Your instructions: Report each line of the data that includes the word "title".

Records provided:
★ ★ ★ ★ ★

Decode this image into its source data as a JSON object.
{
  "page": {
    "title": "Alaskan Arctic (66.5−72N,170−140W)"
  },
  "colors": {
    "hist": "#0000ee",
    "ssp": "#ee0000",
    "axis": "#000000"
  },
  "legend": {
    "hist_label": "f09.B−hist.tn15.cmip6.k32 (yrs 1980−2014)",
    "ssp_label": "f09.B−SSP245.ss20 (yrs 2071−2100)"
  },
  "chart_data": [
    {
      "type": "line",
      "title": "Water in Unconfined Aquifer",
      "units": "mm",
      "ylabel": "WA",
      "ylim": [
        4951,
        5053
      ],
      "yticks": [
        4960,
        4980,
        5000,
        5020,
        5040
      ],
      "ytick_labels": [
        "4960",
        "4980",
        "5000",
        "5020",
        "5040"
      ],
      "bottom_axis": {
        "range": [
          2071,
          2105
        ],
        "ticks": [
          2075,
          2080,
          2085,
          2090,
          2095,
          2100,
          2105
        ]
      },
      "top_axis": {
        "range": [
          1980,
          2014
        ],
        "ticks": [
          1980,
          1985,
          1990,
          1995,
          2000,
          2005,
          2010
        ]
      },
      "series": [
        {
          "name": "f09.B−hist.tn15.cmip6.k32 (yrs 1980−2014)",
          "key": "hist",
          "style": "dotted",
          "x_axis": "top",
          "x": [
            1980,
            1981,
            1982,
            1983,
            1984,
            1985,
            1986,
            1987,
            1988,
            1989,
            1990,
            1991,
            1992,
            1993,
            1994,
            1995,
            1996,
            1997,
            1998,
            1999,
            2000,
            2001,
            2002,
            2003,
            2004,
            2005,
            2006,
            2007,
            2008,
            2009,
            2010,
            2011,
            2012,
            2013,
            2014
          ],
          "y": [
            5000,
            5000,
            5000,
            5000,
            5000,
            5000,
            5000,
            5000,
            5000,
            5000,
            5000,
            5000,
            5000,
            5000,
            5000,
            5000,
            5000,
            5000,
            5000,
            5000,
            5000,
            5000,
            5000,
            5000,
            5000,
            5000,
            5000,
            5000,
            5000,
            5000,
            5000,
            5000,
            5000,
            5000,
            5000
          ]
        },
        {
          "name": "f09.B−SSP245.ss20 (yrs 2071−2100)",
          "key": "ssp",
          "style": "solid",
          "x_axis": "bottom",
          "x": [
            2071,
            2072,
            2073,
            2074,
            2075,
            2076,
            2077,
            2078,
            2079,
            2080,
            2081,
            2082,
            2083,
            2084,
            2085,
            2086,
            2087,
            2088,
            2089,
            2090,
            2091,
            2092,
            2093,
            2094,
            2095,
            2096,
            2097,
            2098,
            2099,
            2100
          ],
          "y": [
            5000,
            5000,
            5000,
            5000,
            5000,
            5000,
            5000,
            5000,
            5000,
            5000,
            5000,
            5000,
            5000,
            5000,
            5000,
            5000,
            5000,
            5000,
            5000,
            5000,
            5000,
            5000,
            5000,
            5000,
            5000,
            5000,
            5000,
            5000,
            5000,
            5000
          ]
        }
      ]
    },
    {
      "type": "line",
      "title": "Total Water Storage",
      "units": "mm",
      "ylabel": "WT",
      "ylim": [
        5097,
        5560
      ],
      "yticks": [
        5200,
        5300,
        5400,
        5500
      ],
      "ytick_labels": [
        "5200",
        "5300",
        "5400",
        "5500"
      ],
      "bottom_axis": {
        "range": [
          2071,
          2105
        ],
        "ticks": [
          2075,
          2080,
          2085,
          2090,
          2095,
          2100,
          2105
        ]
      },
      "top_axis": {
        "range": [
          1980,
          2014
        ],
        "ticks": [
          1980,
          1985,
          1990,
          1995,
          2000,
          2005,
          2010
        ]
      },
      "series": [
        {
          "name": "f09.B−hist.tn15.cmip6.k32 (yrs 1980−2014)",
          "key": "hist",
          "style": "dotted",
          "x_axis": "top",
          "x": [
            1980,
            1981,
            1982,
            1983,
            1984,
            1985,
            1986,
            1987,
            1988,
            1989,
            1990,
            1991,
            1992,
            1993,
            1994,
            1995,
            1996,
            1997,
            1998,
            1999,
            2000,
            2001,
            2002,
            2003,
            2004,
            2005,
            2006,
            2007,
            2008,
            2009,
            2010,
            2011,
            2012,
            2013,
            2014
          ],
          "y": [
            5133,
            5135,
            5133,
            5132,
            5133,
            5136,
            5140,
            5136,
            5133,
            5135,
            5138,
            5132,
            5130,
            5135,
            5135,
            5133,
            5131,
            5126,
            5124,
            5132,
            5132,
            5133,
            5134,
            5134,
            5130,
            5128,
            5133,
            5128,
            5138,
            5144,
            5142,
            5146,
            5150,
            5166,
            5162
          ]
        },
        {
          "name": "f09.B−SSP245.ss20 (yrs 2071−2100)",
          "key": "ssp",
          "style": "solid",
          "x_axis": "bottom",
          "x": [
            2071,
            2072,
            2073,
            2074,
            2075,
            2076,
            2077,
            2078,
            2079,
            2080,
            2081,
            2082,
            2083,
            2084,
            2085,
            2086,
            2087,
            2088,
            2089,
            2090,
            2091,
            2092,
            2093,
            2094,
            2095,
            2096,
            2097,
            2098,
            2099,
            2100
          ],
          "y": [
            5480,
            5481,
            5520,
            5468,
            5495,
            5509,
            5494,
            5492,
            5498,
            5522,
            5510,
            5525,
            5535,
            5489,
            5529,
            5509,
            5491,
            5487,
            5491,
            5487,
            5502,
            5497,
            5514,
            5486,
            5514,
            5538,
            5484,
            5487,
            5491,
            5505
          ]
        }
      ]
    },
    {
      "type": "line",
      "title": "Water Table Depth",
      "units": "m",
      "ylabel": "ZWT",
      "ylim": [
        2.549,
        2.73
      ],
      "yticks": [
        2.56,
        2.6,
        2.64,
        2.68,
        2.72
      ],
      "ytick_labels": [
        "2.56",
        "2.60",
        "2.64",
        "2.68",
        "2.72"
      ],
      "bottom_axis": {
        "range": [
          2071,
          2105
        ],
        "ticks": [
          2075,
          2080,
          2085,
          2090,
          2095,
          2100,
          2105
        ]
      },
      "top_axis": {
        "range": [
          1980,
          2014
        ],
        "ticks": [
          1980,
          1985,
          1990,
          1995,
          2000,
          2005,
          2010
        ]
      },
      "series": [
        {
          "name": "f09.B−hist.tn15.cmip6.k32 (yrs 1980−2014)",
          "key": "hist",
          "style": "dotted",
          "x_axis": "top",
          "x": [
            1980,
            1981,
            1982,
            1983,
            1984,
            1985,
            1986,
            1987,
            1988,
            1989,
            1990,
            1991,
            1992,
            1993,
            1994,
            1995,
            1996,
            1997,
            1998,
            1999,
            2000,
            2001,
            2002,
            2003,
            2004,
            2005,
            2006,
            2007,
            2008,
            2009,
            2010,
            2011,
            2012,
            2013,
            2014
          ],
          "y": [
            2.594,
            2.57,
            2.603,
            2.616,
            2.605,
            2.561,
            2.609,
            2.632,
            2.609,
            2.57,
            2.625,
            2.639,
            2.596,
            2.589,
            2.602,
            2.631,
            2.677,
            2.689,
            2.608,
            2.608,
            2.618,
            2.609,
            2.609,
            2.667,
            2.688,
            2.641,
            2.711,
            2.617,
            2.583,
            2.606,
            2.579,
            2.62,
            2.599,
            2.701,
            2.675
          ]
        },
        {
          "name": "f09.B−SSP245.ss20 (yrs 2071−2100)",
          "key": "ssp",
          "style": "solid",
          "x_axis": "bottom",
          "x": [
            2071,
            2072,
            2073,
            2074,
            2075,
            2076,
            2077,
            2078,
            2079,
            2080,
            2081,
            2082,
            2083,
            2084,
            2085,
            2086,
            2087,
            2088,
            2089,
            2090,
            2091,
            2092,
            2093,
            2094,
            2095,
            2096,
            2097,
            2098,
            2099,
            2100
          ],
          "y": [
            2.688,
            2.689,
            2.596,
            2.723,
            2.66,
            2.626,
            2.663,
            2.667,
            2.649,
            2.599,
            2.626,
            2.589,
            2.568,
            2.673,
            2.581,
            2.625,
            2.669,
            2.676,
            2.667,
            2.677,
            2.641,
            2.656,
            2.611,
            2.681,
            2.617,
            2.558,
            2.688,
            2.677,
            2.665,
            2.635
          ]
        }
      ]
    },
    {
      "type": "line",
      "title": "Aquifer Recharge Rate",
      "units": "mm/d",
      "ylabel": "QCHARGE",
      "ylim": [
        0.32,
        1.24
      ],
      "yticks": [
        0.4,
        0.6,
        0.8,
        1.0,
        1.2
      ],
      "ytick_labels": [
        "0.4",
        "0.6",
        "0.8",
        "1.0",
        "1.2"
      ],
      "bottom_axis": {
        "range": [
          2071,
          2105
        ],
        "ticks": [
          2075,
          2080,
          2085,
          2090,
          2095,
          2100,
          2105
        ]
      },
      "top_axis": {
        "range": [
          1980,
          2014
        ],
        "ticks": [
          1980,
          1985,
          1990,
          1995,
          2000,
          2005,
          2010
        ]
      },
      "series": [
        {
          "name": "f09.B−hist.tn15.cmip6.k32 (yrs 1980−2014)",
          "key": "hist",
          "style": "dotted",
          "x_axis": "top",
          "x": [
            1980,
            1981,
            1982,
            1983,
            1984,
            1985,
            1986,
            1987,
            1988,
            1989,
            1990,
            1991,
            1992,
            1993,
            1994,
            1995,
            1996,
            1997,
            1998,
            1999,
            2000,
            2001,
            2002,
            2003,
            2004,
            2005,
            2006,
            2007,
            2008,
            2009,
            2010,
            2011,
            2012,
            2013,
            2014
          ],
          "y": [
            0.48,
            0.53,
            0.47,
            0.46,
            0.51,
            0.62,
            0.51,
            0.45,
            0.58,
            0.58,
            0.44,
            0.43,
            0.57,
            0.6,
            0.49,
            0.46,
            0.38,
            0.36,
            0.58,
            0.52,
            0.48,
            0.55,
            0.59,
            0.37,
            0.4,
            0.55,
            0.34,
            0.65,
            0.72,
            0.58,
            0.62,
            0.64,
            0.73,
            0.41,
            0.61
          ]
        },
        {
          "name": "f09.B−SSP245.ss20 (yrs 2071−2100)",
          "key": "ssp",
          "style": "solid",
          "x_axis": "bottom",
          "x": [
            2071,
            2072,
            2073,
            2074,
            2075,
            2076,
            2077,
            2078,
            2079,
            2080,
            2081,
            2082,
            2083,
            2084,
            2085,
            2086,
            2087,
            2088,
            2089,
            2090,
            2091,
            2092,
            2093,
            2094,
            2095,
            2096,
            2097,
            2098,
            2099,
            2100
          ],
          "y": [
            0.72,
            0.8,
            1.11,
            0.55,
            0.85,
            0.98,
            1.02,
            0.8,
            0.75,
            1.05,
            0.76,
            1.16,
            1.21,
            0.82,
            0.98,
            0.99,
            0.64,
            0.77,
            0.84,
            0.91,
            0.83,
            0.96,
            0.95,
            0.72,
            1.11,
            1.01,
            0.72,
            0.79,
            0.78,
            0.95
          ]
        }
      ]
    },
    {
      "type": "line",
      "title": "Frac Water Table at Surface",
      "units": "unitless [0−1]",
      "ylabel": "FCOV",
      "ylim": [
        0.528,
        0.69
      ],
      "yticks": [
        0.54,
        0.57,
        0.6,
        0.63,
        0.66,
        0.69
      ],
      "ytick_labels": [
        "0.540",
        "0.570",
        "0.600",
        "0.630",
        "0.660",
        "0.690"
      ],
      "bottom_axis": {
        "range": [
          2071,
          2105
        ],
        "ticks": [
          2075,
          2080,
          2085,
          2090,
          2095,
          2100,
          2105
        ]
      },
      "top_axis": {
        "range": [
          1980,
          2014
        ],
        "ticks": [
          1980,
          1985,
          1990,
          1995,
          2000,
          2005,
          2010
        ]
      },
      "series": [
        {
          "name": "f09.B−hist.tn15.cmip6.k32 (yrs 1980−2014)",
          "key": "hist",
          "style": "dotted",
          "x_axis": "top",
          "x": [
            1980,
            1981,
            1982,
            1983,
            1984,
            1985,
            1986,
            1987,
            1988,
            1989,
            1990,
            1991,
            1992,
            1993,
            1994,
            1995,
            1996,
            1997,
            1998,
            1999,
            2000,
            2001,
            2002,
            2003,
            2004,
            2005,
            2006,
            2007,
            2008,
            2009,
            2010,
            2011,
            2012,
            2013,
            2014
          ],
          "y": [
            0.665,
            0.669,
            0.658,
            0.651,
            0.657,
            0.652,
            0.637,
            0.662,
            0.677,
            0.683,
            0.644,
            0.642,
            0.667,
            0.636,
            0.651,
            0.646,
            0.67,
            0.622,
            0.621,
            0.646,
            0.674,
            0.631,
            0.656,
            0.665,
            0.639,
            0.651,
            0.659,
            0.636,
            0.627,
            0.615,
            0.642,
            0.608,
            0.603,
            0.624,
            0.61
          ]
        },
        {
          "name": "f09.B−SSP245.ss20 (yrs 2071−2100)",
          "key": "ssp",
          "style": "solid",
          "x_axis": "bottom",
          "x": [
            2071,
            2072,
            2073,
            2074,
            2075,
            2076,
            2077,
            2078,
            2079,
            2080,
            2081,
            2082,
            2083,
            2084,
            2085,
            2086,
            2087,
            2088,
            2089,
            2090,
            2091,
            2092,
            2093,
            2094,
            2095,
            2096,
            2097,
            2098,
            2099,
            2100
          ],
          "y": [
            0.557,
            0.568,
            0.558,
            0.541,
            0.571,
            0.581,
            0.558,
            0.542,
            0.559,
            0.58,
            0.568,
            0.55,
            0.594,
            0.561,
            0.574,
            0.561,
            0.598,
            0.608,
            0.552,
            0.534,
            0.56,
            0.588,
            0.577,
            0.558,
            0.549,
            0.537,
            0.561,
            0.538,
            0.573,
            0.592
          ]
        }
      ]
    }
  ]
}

★ ★ ★ ★ ★

The response:
    "title": "Alaskan Arctic (66.5−72N,170−140W)"
      "title": "Water in Unconfined Aquifer",
      "title": "Total Water Storage",
      "title": "Water Table Depth",
      "title": "Aquifer Recharge Rate",
      "title": "Frac Water Table at Surface",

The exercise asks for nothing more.